* What needs to be done
Copy each line exactly.

·····

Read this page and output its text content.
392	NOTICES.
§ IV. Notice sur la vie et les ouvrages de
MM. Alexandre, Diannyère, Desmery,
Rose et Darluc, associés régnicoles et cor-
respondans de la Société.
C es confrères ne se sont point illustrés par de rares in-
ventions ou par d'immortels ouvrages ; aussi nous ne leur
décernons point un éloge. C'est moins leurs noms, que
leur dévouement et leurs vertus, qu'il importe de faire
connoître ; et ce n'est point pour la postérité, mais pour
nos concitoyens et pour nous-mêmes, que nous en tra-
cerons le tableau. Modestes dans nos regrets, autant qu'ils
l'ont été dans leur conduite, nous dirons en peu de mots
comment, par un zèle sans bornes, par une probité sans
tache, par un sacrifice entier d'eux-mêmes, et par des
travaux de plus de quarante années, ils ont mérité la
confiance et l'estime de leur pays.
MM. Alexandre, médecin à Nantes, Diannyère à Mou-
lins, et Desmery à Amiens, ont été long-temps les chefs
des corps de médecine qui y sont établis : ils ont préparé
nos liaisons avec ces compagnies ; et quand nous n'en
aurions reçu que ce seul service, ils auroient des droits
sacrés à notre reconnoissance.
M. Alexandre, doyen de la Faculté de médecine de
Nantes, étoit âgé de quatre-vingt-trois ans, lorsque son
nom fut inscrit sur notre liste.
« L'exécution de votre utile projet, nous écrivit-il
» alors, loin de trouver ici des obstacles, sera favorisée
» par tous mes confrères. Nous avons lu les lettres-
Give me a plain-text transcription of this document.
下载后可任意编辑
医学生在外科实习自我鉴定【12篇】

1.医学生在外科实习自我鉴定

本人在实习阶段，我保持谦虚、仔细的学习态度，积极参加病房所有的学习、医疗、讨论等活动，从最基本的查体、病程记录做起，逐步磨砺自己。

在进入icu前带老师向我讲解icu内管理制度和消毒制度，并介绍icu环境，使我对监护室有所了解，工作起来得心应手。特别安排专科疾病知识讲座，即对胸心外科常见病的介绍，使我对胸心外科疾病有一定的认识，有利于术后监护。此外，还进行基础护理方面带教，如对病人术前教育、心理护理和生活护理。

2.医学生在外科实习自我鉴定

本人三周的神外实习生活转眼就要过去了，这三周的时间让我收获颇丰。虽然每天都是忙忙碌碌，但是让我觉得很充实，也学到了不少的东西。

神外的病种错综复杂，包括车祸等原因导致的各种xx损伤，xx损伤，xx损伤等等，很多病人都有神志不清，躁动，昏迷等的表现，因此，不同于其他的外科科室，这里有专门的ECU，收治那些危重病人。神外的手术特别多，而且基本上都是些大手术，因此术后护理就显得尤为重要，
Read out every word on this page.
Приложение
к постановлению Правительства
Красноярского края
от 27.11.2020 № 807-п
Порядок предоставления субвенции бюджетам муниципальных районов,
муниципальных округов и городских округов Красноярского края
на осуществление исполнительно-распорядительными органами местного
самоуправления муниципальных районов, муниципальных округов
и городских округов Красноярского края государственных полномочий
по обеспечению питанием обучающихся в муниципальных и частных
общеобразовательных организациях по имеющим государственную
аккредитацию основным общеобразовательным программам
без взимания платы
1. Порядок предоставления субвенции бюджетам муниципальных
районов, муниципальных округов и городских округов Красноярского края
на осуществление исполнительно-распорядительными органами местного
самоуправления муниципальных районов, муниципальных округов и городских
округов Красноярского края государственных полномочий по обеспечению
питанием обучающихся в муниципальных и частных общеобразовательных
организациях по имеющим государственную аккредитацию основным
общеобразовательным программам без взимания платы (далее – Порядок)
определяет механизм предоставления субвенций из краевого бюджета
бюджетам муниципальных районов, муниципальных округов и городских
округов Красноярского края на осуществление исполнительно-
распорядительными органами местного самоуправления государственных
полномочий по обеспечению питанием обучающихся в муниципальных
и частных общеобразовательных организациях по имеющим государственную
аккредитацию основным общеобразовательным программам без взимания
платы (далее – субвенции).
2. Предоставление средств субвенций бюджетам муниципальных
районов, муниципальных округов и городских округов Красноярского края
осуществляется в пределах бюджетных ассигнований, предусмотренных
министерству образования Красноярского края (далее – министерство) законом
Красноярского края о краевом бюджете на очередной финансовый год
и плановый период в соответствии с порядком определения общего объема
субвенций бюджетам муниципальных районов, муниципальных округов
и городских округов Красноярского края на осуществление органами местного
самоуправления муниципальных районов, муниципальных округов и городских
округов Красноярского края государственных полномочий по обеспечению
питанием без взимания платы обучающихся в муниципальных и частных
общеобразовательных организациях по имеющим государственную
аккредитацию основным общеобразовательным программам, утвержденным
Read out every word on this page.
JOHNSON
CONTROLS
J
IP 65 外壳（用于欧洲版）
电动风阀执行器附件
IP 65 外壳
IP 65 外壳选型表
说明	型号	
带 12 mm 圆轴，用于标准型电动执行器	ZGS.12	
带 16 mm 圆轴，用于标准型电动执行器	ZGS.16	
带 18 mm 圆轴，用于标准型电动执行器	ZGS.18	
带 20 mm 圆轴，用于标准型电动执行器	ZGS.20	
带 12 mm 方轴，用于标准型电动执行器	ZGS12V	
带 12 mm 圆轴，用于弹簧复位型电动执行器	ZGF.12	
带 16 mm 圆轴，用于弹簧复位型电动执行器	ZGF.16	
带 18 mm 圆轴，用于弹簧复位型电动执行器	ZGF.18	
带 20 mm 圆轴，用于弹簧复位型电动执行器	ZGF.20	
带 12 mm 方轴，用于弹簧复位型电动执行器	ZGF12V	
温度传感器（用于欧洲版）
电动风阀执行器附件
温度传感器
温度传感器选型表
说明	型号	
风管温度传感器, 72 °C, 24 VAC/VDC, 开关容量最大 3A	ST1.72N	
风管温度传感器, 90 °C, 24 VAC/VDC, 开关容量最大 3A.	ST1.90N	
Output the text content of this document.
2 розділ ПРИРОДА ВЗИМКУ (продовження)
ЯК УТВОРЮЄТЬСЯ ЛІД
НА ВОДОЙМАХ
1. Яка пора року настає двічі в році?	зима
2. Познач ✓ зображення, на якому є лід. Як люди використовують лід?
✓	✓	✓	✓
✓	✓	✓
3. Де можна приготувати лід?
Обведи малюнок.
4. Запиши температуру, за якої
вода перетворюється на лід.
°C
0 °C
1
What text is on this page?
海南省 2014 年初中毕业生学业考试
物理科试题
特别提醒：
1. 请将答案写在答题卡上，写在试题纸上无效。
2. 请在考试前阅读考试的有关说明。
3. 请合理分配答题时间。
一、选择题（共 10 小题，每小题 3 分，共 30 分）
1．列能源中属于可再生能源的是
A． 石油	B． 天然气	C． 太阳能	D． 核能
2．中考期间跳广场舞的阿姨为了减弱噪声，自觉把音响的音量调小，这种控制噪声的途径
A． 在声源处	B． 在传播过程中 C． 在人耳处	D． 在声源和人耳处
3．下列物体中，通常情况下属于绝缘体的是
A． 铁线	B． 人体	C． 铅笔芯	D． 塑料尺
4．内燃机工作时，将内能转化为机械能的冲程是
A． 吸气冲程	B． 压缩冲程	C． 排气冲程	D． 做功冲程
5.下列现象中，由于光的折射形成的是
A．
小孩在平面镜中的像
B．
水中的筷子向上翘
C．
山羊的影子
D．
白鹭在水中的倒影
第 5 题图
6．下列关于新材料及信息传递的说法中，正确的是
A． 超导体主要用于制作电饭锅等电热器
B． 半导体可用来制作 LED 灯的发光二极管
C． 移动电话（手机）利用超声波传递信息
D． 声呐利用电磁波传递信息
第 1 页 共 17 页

·····

* Result
Read this page and output its text content.
392	NOTICES.
§ IV. Notice sur la vie et les ouvrages de
MM. Alexandre, Diannyère, Desmery,
Rose et Darluc, associés régnicoles et cor-
respondans de la Société.
C es confrères ne se sont point illustrés par de rares in-
ventions ou par d'immortels ouvrages ; aussi nous ne leur
décernons point un éloge. C'est moins leurs noms, que
leur dévouement et leurs vertus, qu'il importe de faire
connoître ; et ce n'est point pour la postérité, mais pour
nos concitoyens et pour nous-mêmes, que nous en tra-
cerons le tableau. Modestes dans nos regrets, autant qu'ils
l'ont été dans leur conduite, nous dirons en peu de mots
comment, par un zèle sans bornes, par une probité sans
tache, par un sacrifice entier d'eux-mêmes, et par des
travaux de plus de quarante années, ils ont mérité la
confiance et l'estime de leur pays.
MM. Alexandre, médecin à Nantes, Diannyère à Mou-
lins, et Desmery à Amiens, ont été long-temps les chefs
des corps de médecine qui y sont établis : ils ont préparé
nos liaisons avec ces compagnies ; et quand nous n'en
aurions reçu que ce seul service, ils auroient des droits
sacrés à notre reconnoissance.
M. Alexandre, doyen de la Faculté de médecine de
Nantes, étoit âgé de quatre-vingt-trois ans, lorsque son
nom fut inscrit sur notre liste.
« L'exécution de votre utile projet, nous écrivit-il
» alors, loin de trouver ici des obstacles, sera favorisée
» par tous mes confrères. Nous avons lu les lettres-
Give me a plain-text transcription of this document.
下载后可任意编辑
医学生在外科实习自我鉴定【12篇】

1.医学生在外科实习自我鉴定

本人在实习阶段，我保持谦虚、仔细的学习态度，积极参加病房所有的学习、医疗、讨论等活动，从最基本的查体、病程记录做起，逐步磨砺自己。

在进入icu前带老师向我讲解icu内管理制度和消毒制度，并介绍icu环境，使我对监护室有所了解，工作起来得心应手。特别安排专科疾病知识讲座，即对胸心外科常见病的介绍，使我对胸心外科疾病有一定的认识，有利于术后监护。此外，还进行基础护理方面带教，如对病人术前教育、心理护理和生活护理。

2.医学生在外科实习自我鉴定

本人三周的神外实习生活转眼就要过去了，这三周的时间让我收获颇丰。虽然每天都是忙忙碌碌，但是让我觉得很充实，也学到了不少的东西。

神外的病种错综复杂，包括车祸等原因导致的各种xx损伤，xx损伤，xx损伤等等，很多病人都有神志不清，躁动，昏迷等的表现，因此，不同于其他的外科科室，这里有专门的ECU，收治那些危重病人。神外的手术特别多，而且基本上都是些大手术，因此术后护理就显得尤为重要，
Read out every word on this page.
Приложение
к постановлению Правительства
Красноярского края
от 27.11.2020 № 807-п
Порядок предоставления субвенции бюджетам муниципальных районов,
муниципальных округов и городских округов Красноярского края
на осуществление исполнительно-распорядительными органами местного
самоуправления муниципальных районов, муниципальных округов
и городских округов Красноярского края государственных полномочий
по обеспечению питанием обучающихся в муниципальных и частных
общеобразовательных организациях по имеющим государственную
аккредитацию основным общеобразовательным программам
без взимания платы
1. Порядок предоставления субвенции бюджетам муниципальных
районов, муниципальных округов и городских округов Красноярского края
на осуществление исполнительно-распорядительными органами местного
самоуправления муниципальных районов, муниципальных округов и городских
округов Красноярского края государственных полномочий по обеспечению
питанием обучающихся в муниципальных и частных общеобразовательных
организациях по имеющим государственную аккредитацию основным
общеобразовательным программам без взимания платы (далее – Порядок)
определяет механизм предоставления субвенций из краевого бюджета
бюджетам муниципальных районов, муниципальных округов и городских
округов Красноярского края на осуществление исполнительно-
распорядительными органами местного самоуправления государственных
полномочий по обеспечению питанием обучающихся в муниципальных
и частных общеобразовательных организациях по имеющим государственную
аккредитацию основным общеобразовательным программам без взимания
платы (далее – субвенции).
2. Предоставление средств субвенций бюджетам муниципальных
районов, муниципальных округов и городских округов Красноярского края
осуществляется в пределах бюджетных ассигнований, предусмотренных
министерству образования Красноярского края (далее – министерство) законом
Красноярского края о краевом бюджете на очередной финансовый год
и плановый период в соответствии с порядком определения общего объема
субвенций бюджетам муниципальных районов, муниципальных округов
и городских округов Красноярского края на осуществление органами местного
самоуправления муниципальных районов, муниципальных округов и городских
округов Красноярского края государственных полномочий по обеспечению
питанием без взимания платы обучающихся в муниципальных и частных
общеобразовательных организациях по имеющим государственную
аккредитацию основным общеобразовательным программам, утвержденным
Read out every word on this page.
JOHNSON
CONTROLS
J
IP 65 外壳（用于欧洲版）
电动风阀执行器附件
IP 65 外壳
IP 65 外壳选型表
说明	型号	
带 12 mm 圆轴，用于标准型电动执行器	ZGS.12	
带 16 mm 圆轴，用于标准型电动执行器	ZGS.16	
带 18 mm 圆轴，用于标准型电动执行器	ZGS.18	
带 20 mm 圆轴，用于标准型电动执行器	ZGS.20	
带 12 mm 方轴，用于标准型电动执行器	ZGS12V	
带 12 mm 圆轴，用于弹簧复位型电动执行器	ZGF.12	
带 16 mm 圆轴，用于弹簧复位型电动执行器	ZGF.16	
带 18 mm 圆轴，用于弹簧复位型电动执行器	ZGF.18	
带 20 mm 圆轴，用于弹簧复位型电动执行器	ZGF.20	
带 12 mm 方轴，用于弹簧复位型电动执行器	ZGF12V	
温度传感器（用于欧洲版）
电动风阀执行器附件
温度传感器
温度传感器选型表
说明	型号	
风管温度传感器, 72 °C, 24 VAC/VDC, 开关容量最大 3A	ST1.72N	
风管温度传感器, 90 °C, 24 VAC/VDC, 开关容量最大 3A.	ST1.90N	
Output the text content of this document.
2 розділ ПРИРОДА ВЗИМКУ (продовження)
ЯК УТВОРЮЄТЬСЯ ЛІД
НА ВОДОЙМАХ
1. Яка пора року настає двічі в році?	зима
2. Познач ✓ зображення, на якому є лід. Як люди використовують лід?
✓	✓	✓	✓
✓	✓	✓
3. Де можна приготувати лід?
Обведи малюнок.
4. Запиши температуру, за якої
вода перетворюється на лід.
°C
0 °C
1
What text is on this page?
海南省 2014 年初中毕业生学业考试
物理科试题
特别提醒：
1. 请将答案写在答题卡上，写在试题纸上无效。
2. 请在考试前阅读考试的有关说明。
3. 请合理分配答题时间。
一、选择题（共 10 小题，每小题 3 分，共 30 分）
1．列能源中属于可再生能源的是
A． 石油	B． 天然气	C． 太阳能	D． 核能
2．中考期间跳广场舞的阿姨为了减弱噪声，自觉把音响的音量调小，这种控制噪声的途径
A． 在声源处	B． 在传播过程中 C． 在人耳处	D． 在声源和人耳处
3．下列物体中，通常情况下属于绝缘体的是
A． 铁线	B． 人体	C． 铅笔芯	D． 塑料尺
4．内燃机工作时，将内能转化为机械能的冲程是
A． 吸气冲程	B． 压缩冲程	C． 排气冲程	D． 做功冲程
5.下列现象中，由于光的折射形成的是
A．
小孩在平面镜中的像
B．
水中的筷子向上翘
C．
山羊的影子
D．
白鹭在水中的倒影
第 5 题图
6．下列关于新材料及信息传递的说法中，正确的是
A． 超导体主要用于制作电饭锅等电热器
B． 半导体可用来制作 LED 灯的发光二极管
C． 移动电话（手机）利用超声波传递信息
D． 声呐利用电磁波传递信息
第 1 页 共 17 页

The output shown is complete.